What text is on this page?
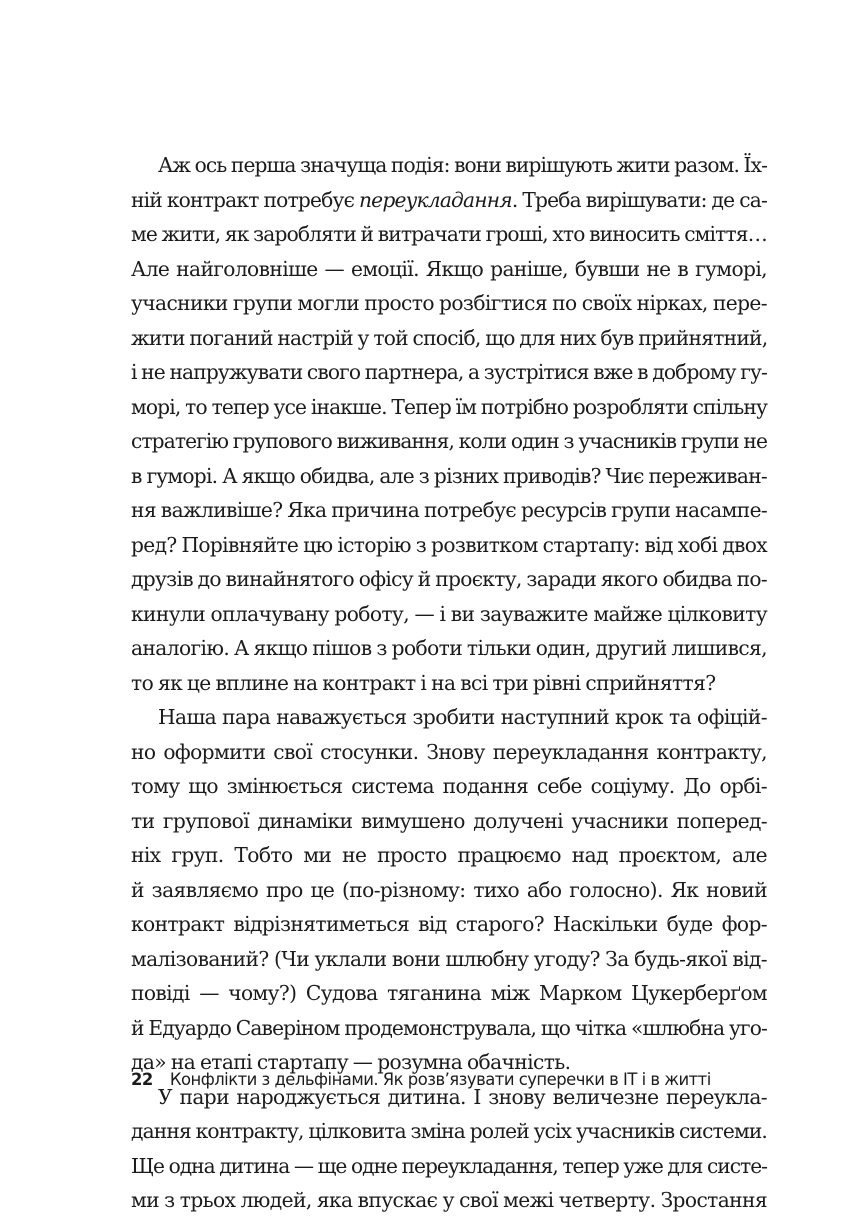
Аж ось перша значуща подія: вони вирішують жити разом. Їх-
ній контракт потребує переукладання. Треба вирішувати: де са-
ме жити, як заробляти й витрачати гроші, хто виносить сміття…
Але найголовніше — емоції. Якщо раніше, бувши не в гуморі,
учасники групи могли просто розбігтися по своїх нірках, пере-
жити поганий настрій у той спосіб, що для них був прийнятний,
і не напружувати свого партнера, а зустрітися вже в доброму гу-
морі, то тепер усе інакше. Тепер їм потрібно розробляти спільну
стратегію групового виживання, коли один з учасників групи не
в гуморі. А якщо обидва, але з різних приводів? Чиє переживан-
ня важливіше? Яка причина потребує ресурсів групи насампе-
ред? Порівняйте цю історію з розвитком стартапу: від хобі двох
друзів до винайнятого офісу й проєкту, заради якого обидва по-
кинули оплачувану роботу, — і ви зауважите майже цілковиту
аналогію. А якщо пішов з роботи тільки один, другий лишився,
то як це вплине на контракт і на всі три рівні сприйняття?
Наша пара наважується зробити наступний крок та офіцій-
но оформити свої стосунки. Знову переукладання контракту,
тому що змінюється система подання себе соціуму. До орбі-
ти групової динаміки вимушено долучені учасники поперед-
ніх груп. Тобто ми не просто працюємо над проєктом, але
й заявляємо про це (по-різному: тихо або голосно). Як новий
контракт відрізнятиметься від старого? Наскільки буде фор-
малізований? (Чи уклали вони шлюбну угоду? За будь-якої від-
повіді — чому?) Судова тяганина між Марком Цукерберґом
й Едуардо Саверіном продемонструвала, що чітка «шлюбна уго-
да» на етапі стартапу — розумна обачність.
У пари народжується дитина. І знову величезне переукла-
дання контракту, цілковита зміна ролей усіх учасників системи.
Ще одна дитина — ще одне переукладання, тепер уже для систе-
ми з трьох людей, яка впускає у свої межі четверту. Зростання
22 Конфлікти з дельфінами. Як розв’язувати суперечки в IT і в житті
----
#### GOAL OF THE EXERCISE
Copy out all the data without changing anything, and drop the pictures.

#### FINISHED ANSWER
What text is on this page?
Аж ось перша значуща подія: вони вирішують жити разом. Їх-
ній контракт потребує переукладання. Треба вирішувати: де са-
ме жити, як заробляти й витрачати гроші, хто виносить сміття…
Але найголовніше — емоції. Якщо раніше, бувши не в гуморі,
учасники групи могли просто розбігтися по своїх нірках, пере-
жити поганий настрій у той спосіб, що для них був прийнятний,
і не напружувати свого партнера, а зустрітися вже в доброму гу-
морі, то тепер усе інакше. Тепер їм потрібно розробляти спільну
стратегію групового виживання, коли один з учасників групи не
в гуморі. А якщо обидва, але з різних приводів? Чиє переживан-
ня важливіше? Яка причина потребує ресурсів групи насампе-
ред? Порівняйте цю історію з розвитком стартапу: від хобі двох
друзів до винайнятого офісу й проєкту, заради якого обидва по-
кинули оплачувану роботу, — і ви зауважите майже цілковиту
аналогію. А якщо пішов з роботи тільки один, другий лишився,
то як це вплине на контракт і на всі три рівні сприйняття?
Наша пара наважується зробити наступний крок та офіцій-
но оформити свої стосунки. Знову переукладання контракту,
тому що змінюється система подання себе соціуму. До орбі-
ти групової динаміки вимушено долучені учасники поперед-
ніх груп. Тобто ми не просто працюємо над проєктом, але
й заявляємо про це (по-різному: тихо або голосно). Як новий
контракт відрізнятиметься від старого? Наскільки буде фор-
малізований? (Чи уклали вони шлюбну угоду? За будь-якої від-
повіді — чому?) Судова тяганина між Марком Цукерберґом
й Едуардо Саверіном продемонструвала, що чітка «шлюбна уго-
да» на етапі стартапу — розумна обачність.
У пари народжується дитина. І знову величезне переукла-
дання контракту, цілковита зміна ролей усіх учасників системи.
Ще одна дитина — ще одне переукладання, тепер уже для систе-
ми з трьох людей, яка впускає у свої межі четверту. Зростання
22 Конфлікти з дельфінами. Як розв’язувати суперечки в IT і в житті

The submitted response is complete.